--- start SOURCE PASSAGE ---

Thursday, 28 March 2013

  • 3pm PDT (California time)
  • 10pm UTC
  • IRC, Server: freenode, channel: #wikimedia-glam


  1. IRC   Support Kolja21 (talk) 18:45, 18 March 2013 (UTC)
    1. Ok, you get your way Kolja, We'll meet on freenode at #wikimedia-glam
  2. Skype
  3. Google Hangout
  4. Webex
  5. toll-free conference call

Meeting transcriptEdit

  • <notconfusing> hi Kolja21 , we'll start in 10 minutes ja?
  • <notconfusing> hi Shimgray
  • <shimgray> hi all
  • <shimgray> remind me of our plan?
  • <notconfusing> sure, we have an agenda
  • <notconfusing> shimgray, feel free to add, if there's something oyu want to talk about
  • <Kolja21> where is max?
  • <notconfusing> Kolja21, I am Max
  • You are now known as MaximilianKlein
  • <MaximilianKlein> lets just wait for 2 more minutes unitl its officially the hour, and then we'll start
  • royt ( has joined #wikimedia-glam
  • <Kolja21> ok
  • Aubrey (972f9851@gateway/web/freenode/ip. has joined #wikimedia-glam
  • <MaximilianKlein> Hello Aubrey, hello royt
  • <royt> hi
  • <Aubrey> hi max
  • Aubrey is now known as Guest43223
  • <MaximilianKlein> Ok, it's 3pm (for me). Let
  • <Kolja21> any news?
  • <MaximilianKlein> s start, why doens't everyone who is here for the meeting introduce themselves, and thier interest in Authority control?
  • Mathias_WMDE ( has joined #wikimedia-glam
  • <Mathias_WMDE> hi
  • <shimgray> (I apologise if I fall offline, I'm running a bulk upload just now)

--- end SOURCE PASSAGE ---
--- start EXTRACTED INFORMATION ---

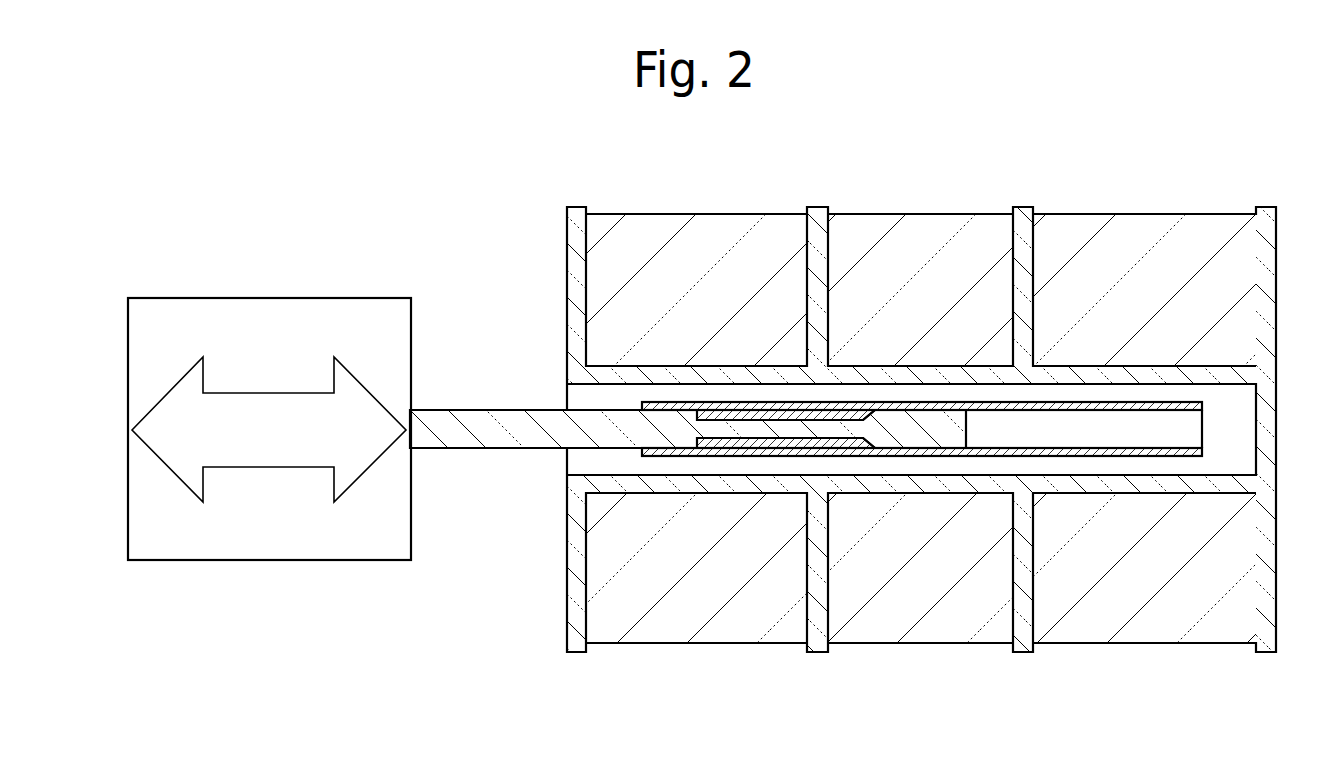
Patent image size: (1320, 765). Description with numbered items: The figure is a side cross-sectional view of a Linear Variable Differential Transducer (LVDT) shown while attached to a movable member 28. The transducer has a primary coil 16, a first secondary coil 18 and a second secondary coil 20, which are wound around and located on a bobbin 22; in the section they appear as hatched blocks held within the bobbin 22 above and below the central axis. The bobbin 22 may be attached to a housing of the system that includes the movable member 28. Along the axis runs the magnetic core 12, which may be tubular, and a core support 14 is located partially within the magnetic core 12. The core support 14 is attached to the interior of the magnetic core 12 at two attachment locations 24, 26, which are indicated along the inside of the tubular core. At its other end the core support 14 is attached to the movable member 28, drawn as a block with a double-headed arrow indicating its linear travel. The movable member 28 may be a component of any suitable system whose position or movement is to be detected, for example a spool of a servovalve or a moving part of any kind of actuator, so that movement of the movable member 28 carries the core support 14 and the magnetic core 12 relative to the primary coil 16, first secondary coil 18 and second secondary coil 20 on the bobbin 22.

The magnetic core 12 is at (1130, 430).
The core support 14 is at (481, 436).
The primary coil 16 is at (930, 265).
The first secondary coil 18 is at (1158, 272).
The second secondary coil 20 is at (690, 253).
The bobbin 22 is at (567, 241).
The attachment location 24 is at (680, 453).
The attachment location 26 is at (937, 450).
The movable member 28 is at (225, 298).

--- end EXTRACTED INFORMATION ---

● **WHAT THIS EXERCISE ASKS**
**1)** List every way of holding the meeting that the meeting page offers in its numbered options.
**2)** Carry the meeting page forward with the next lines of its chat transcript.
The items are separate material, apart from the meeting page.

● **TASK-BY-TASK OUTPUTS**
**1)** IRC, Skype, Google Hangout, Webex, toll-free conference call

**2)**
  • <MaximilianKlein> Anybody who has specific topics they want to discuss please put them on this page
  • <MaximilianKlein> Mathias_WMDE, hi, i was just saying this if you're here for the Authority Control meeting, just say what you'd like to see from Wikidata Authority control and add ot the agenda if neceesary
  • <royt> Roy Tennant, OCLC Research - I expect to lurk more than anything, but if I can contribute anything I will. We (librarians) like authority control.
  • <Kolja21> Kolja from Berlin. I helped last summer to mange the change from PND to GND in Wikipedia.
  • <Mathias_WMDE> MaximilianKlein: Thanks. I am more or less afk right now
  • <Mathias_WMDE> will be reading later
  • James_F|Away is now known as James_F
  • <MaximilianKlein> thanks, so that's a good opportunity to start, Kolja, you said you didn't want to import things that weren't GND Typ-P
  • <shimgray> Andrew Gray, WiR British Library (and actual librarian); worked on VIAF in enwiki and working with the BL ISNI group to get that out once it's ready
  • <Kolja21> Is OCLC/VIAF planning to change from en.Wikipedia to Wikidata? That would be great for international readers.
  • <MaximilianKlein> Kolja, yes that's the idea
  • <Guest43223> Aubrey, Italy. Interested in library related stuff, and everything book related in Wikidata
  • <shimgray> max: ...with some great big limits on it :-)
  • <Kolja21> GND Typ N = disambiguation. The same with VIAF "undifferentiated".
  • <Kolja21> All other GND Types are ok
  • <MaximilianKlein> I see, so if you look at
  • <Dmcdevit> Hi, I'm Dominic, former WiR at the US National Archives.
  • Guest43223 is now known as aubremcfato
  • <MaximilianKlein> at line 107, I listed all the types of Authority control from English, German, French and Italian Wikipedias. so we can import as much or as little as we like
  • <MaximilianKlein> Kolja21 do you know how much GND Typ = N there is?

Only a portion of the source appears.